**INSTRUCTION**: Write out the listing below again, precisely as it is given.
============================================================
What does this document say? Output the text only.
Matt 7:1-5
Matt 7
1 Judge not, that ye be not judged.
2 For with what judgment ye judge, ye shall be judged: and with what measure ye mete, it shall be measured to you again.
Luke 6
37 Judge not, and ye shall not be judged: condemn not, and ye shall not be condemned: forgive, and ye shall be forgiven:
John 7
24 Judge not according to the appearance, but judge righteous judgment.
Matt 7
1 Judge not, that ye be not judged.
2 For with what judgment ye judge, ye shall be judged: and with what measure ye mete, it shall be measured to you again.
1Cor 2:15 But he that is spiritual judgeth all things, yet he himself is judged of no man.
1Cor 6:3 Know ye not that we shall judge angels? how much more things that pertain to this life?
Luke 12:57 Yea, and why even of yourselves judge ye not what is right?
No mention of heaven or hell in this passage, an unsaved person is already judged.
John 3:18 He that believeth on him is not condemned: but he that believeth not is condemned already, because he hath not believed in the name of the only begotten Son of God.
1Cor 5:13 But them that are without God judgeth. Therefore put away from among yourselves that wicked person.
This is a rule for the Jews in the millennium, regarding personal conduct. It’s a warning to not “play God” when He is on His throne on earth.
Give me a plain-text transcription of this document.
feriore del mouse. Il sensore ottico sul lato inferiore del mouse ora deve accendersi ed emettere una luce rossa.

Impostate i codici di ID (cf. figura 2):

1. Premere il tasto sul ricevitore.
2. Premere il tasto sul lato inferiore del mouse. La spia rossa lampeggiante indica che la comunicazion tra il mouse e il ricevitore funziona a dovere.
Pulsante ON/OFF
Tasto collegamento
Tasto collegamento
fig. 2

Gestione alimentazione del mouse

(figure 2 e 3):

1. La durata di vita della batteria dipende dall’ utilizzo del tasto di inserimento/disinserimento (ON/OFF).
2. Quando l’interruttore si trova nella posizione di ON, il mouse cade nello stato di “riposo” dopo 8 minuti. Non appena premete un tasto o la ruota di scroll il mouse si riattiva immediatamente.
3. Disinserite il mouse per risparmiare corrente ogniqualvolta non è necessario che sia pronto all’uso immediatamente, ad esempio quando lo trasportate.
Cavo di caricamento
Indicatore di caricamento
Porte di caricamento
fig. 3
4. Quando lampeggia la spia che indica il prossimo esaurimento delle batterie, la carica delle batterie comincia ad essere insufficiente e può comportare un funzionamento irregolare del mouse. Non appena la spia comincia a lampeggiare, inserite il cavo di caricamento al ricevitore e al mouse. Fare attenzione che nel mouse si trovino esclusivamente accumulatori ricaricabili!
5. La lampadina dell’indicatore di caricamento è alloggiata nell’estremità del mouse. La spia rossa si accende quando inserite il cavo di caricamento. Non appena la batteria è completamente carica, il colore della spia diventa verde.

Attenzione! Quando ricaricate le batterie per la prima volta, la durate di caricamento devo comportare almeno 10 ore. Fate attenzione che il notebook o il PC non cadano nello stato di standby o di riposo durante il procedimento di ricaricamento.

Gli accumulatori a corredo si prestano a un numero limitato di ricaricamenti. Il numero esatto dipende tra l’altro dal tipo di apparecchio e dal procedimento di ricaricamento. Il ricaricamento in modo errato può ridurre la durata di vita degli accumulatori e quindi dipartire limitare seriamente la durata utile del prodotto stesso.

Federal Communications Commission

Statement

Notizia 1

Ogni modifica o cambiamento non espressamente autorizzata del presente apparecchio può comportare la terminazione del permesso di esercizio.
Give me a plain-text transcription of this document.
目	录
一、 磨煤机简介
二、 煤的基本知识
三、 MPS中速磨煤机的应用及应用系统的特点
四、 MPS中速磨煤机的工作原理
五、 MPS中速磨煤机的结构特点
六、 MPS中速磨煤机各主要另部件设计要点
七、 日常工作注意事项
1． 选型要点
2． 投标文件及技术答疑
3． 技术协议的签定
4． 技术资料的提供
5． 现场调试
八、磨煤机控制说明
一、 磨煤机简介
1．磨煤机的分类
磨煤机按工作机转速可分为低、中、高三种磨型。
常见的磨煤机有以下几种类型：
============================================================
**FINISHED TASK**:
What does this document say? Output the text only.
Matt 7:1-5
Matt 7
1 Judge not, that ye be not judged.
2 For with what judgment ye judge, ye shall be judged: and with what measure ye mete, it shall be measured to you again.
Luke 6
37 Judge not, and ye shall not be judged: condemn not, and ye shall not be condemned: forgive, and ye shall be forgiven:
John 7
24 Judge not according to the appearance, but judge righteous judgment.
Matt 7
1 Judge not, that ye be not judged.
2 For with what judgment ye judge, ye shall be judged: and with what measure ye mete, it shall be measured to you again.
1Cor 2:15 But he that is spiritual judgeth all things, yet he himself is judged of no man.
1Cor 6:3 Know ye not that we shall judge angels? how much more things that pertain to this life?
Luke 12:57 Yea, and why even of yourselves judge ye not what is right?
No mention of heaven or hell in this passage, an unsaved person is already judged.
John 3:18 He that believeth on him is not condemned: but he that believeth not is condemned already, because he hath not believed in the name of the only begotten Son of God.
1Cor 5:13 But them that are without God judgeth. Therefore put away from among yourselves that wicked person.
This is a rule for the Jews in the millennium, regarding personal conduct. It’s a warning to not “play God” when He is on His throne on earth.
Give me a plain-text transcription of this document.
feriore del mouse. Il sensore ottico sul lato inferiore del mouse ora deve accendersi ed emettere una luce rossa.

Impostate i codici di ID (cf. figura 2):

1. Premere il tasto sul ricevitore.
2. Premere il tasto sul lato inferiore del mouse. La spia rossa lampeggiante indica che la comunicazion tra il mouse e il ricevitore funziona a dovere.
Pulsante ON/OFF
Tasto collegamento
Tasto collegamento
fig. 2

Gestione alimentazione del mouse

(figure 2 e 3):

1. La durata di vita della batteria dipende dall’ utilizzo del tasto di inserimento/disinserimento (ON/OFF).
2. Quando l’interruttore si trova nella posizione di ON, il mouse cade nello stato di “riposo” dopo 8 minuti. Non appena premete un tasto o la ruota di scroll il mouse si riattiva immediatamente.
3. Disinserite il mouse per risparmiare corrente ogniqualvolta non è necessario che sia pronto all’uso immediatamente, ad esempio quando lo trasportate.
Cavo di caricamento
Indicatore di caricamento
Porte di caricamento
fig. 3
4. Quando lampeggia la spia che indica il prossimo esaurimento delle batterie, la carica delle batterie comincia ad essere insufficiente e può comportare un funzionamento irregolare del mouse. Non appena la spia comincia a lampeggiare, inserite il cavo di caricamento al ricevitore e al mouse. Fare attenzione che nel mouse si trovino esclusivamente accumulatori ricaricabili!
5. La lampadina dell’indicatore di caricamento è alloggiata nell’estremità del mouse. La spia rossa si accende quando inserite il cavo di caricamento. Non appena la batteria è completamente carica, il colore della spia diventa verde.

Attenzione! Quando ricaricate le batterie per la prima volta, la durate di caricamento devo comportare almeno 10 ore. Fate attenzione che il notebook o il PC non cadano nello stato di standby o di riposo durante il procedimento di ricaricamento.

Gli accumulatori a corredo si prestano a un numero limitato di ricaricamenti. Il numero esatto dipende tra l’altro dal tipo di apparecchio e dal procedimento di ricaricamento. Il ricaricamento in modo errato può ridurre la durata di vita degli accumulatori e quindi dipartire limitare seriamente la durata utile del prodotto stesso.

Federal Communications Commission

Statement

Notizia 1

Ogni modifica o cambiamento non espressamente autorizzata del presente apparecchio può comportare la terminazione del permesso di esercizio.
Give me a plain-text transcription of this document.
目	录
一、 磨煤机简介
二、 煤的基本知识
三、 MPS中速磨煤机的应用及应用系统的特点
四、 MPS中速磨煤机的工作原理
五、 MPS中速磨煤机的结构特点
六、 MPS中速磨煤机各主要另部件设计要点
七、 日常工作注意事项
1． 选型要点
2． 投标文件及技术答疑
3． 技术协议的签定
4． 技术资料的提供
5． 现场调试
八、磨煤机控制说明
一、 磨煤机简介
1．磨煤机的分类
磨煤机按工作机转速可分为低、中、高三种磨型。
常见的磨煤机有以下几种类型：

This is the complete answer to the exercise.